## [What the task requires]
Where a line of the records contains the word "Oxandrolone", show that line.

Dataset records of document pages
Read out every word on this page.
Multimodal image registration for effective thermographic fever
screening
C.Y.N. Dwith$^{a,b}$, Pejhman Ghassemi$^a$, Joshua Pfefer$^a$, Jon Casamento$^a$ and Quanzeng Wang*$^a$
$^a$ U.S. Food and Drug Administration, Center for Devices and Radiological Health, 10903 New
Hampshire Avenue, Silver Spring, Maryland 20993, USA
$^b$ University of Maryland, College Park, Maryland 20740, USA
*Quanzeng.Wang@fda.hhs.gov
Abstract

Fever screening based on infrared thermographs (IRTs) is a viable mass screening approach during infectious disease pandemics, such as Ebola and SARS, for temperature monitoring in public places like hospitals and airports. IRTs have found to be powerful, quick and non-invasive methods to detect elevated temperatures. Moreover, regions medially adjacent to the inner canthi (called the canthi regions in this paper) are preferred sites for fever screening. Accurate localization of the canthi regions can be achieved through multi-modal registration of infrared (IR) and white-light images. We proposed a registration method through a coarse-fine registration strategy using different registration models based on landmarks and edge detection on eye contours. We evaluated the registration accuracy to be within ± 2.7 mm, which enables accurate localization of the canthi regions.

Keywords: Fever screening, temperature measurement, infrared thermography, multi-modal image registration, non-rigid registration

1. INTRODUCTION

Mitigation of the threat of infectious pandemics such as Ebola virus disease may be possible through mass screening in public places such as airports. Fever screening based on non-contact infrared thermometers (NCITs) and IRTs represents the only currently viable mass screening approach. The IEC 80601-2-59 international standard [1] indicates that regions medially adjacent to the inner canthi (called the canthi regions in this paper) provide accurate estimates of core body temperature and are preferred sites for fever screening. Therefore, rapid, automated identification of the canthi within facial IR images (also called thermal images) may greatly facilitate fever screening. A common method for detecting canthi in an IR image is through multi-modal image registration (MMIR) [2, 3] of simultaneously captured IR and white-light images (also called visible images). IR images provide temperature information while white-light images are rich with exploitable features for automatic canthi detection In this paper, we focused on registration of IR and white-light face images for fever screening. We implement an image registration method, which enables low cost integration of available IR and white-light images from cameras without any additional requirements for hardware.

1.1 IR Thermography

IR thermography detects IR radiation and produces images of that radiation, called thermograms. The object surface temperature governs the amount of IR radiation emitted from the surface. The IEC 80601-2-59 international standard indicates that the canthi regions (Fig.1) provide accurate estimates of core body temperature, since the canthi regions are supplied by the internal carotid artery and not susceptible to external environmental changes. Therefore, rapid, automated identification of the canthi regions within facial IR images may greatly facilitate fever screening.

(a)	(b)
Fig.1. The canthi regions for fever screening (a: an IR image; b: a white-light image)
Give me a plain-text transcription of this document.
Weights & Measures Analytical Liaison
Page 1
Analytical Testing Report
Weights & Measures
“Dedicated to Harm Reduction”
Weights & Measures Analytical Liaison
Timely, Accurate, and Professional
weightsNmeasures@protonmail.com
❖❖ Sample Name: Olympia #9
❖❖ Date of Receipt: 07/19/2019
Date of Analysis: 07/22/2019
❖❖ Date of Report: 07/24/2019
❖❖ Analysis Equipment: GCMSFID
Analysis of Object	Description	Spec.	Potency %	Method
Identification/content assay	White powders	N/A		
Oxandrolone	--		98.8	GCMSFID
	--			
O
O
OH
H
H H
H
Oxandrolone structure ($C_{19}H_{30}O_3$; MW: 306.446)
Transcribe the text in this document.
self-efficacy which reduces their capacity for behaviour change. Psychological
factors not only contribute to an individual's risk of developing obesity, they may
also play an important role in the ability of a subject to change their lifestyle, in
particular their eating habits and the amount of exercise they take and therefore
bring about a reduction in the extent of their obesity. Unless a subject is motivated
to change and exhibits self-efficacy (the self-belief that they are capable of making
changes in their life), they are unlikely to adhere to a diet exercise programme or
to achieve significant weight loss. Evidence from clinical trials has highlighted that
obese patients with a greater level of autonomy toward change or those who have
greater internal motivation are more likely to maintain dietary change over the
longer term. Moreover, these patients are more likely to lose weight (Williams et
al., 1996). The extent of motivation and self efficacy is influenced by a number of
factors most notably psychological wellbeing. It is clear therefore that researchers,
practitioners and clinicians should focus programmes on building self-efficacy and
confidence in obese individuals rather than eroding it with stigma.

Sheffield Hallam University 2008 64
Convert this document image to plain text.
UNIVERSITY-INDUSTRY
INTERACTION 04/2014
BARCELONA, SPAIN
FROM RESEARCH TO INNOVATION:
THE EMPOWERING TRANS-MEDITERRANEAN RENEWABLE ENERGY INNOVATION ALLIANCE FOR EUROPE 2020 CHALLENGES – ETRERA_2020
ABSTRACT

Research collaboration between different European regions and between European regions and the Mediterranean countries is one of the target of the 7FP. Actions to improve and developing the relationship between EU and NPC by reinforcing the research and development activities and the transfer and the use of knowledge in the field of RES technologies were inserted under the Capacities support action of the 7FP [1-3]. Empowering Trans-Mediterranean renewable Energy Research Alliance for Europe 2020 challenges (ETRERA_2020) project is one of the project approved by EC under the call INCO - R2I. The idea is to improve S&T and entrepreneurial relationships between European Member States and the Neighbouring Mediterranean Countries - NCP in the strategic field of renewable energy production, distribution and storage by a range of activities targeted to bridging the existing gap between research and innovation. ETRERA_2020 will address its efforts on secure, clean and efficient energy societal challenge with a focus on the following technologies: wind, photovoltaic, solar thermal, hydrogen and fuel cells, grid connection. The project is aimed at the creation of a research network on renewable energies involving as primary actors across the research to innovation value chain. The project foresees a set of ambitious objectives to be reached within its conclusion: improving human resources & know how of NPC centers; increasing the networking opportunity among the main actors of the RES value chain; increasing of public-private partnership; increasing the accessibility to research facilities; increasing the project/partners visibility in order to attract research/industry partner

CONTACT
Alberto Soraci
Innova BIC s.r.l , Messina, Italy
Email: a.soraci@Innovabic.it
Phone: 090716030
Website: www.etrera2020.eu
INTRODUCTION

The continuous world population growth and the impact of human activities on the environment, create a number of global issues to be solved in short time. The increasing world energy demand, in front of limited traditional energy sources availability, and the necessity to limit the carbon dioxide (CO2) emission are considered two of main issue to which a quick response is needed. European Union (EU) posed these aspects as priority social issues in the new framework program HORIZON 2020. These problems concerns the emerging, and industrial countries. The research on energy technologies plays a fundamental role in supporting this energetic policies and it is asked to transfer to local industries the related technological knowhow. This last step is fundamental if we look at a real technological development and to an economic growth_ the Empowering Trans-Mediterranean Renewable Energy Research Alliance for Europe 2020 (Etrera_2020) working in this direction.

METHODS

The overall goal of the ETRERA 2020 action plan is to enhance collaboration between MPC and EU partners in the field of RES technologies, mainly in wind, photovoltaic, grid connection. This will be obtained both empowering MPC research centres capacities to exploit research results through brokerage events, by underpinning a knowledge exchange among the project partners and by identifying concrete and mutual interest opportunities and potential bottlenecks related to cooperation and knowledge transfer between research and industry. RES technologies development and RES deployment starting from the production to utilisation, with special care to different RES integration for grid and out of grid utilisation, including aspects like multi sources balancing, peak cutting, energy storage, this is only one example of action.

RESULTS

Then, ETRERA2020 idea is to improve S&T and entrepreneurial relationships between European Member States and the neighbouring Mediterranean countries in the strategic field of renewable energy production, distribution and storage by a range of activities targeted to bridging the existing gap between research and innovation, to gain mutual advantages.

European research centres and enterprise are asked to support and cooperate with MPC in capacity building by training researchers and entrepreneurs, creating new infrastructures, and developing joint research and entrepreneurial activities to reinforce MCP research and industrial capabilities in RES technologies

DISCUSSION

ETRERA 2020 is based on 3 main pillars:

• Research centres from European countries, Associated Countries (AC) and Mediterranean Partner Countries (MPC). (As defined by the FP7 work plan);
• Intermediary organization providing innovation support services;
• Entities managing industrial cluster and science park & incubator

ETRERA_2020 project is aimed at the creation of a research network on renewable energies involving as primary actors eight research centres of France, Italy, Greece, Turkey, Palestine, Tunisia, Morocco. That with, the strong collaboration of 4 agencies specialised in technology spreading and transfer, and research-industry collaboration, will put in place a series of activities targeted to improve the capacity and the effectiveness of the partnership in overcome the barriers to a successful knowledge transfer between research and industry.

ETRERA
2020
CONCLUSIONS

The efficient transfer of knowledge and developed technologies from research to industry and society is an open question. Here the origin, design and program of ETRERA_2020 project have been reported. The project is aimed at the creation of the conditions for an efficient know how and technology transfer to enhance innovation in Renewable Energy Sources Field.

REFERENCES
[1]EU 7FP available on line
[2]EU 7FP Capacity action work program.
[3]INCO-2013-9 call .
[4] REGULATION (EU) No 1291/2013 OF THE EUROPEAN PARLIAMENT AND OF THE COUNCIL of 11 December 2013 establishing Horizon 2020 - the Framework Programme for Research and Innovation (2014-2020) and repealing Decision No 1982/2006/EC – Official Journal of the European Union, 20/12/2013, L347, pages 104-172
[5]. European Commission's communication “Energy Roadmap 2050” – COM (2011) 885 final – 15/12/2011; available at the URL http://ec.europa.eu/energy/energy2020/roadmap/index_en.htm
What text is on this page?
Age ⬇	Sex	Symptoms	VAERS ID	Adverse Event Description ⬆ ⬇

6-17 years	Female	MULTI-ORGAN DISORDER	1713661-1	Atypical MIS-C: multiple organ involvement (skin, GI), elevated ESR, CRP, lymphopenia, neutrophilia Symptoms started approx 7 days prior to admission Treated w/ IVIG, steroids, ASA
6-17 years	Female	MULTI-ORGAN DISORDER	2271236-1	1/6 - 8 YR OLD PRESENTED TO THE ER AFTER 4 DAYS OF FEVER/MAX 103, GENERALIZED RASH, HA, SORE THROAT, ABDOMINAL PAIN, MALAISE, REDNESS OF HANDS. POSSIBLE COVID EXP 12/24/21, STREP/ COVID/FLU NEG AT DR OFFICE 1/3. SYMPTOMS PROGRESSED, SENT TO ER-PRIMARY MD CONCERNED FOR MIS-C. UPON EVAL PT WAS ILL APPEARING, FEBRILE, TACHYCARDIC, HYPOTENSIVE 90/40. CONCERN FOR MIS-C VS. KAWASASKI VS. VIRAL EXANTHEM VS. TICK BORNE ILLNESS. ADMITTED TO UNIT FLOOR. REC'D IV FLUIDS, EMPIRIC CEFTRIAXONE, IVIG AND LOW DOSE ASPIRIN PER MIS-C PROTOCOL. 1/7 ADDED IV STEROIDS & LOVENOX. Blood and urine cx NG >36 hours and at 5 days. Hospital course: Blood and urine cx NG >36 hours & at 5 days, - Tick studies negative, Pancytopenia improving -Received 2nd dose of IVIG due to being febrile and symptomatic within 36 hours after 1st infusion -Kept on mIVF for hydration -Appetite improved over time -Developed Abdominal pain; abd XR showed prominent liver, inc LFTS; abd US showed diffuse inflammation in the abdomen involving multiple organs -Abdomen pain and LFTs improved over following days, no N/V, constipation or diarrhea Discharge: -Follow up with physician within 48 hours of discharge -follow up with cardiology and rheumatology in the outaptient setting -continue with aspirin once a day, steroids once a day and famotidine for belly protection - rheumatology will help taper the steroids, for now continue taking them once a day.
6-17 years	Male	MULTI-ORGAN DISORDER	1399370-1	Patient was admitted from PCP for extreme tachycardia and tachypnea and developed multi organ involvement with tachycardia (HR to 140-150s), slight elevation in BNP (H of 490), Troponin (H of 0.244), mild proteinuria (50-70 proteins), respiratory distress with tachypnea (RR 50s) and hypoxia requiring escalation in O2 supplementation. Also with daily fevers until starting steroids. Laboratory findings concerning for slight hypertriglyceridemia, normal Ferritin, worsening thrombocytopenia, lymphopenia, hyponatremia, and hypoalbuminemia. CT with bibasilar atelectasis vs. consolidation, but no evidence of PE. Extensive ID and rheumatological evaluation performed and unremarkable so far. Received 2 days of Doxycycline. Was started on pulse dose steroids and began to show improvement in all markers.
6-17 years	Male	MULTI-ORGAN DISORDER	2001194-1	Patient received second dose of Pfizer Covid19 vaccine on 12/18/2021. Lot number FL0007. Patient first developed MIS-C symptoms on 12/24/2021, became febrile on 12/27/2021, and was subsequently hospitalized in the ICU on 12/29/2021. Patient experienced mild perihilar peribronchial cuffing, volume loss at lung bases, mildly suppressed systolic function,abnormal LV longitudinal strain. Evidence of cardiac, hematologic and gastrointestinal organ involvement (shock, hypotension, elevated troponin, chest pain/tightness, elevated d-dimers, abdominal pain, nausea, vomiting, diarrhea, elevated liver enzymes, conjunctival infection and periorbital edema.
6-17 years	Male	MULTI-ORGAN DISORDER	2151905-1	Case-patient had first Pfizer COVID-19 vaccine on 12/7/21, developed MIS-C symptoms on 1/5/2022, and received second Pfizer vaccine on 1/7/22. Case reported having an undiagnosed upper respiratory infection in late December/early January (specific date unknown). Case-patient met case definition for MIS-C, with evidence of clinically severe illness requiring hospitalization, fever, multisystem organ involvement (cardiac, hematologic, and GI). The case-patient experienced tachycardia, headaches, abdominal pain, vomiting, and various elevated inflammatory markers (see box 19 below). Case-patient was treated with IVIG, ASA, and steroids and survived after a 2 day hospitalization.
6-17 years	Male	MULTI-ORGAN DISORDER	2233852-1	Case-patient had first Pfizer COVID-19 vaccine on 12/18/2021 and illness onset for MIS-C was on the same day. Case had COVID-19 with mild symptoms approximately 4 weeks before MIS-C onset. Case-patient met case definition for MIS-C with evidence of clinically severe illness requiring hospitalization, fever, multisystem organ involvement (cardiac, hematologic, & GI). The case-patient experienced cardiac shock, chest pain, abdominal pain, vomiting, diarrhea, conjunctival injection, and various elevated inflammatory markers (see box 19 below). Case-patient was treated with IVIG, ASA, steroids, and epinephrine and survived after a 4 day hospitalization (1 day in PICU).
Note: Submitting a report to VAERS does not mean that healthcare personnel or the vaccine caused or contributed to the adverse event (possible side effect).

## [Answer space]
Oxandrolone	--		98.8	GCMSFID
Oxandrolone structure ($C_{19}H_{30}O_3$; MW: 306.446)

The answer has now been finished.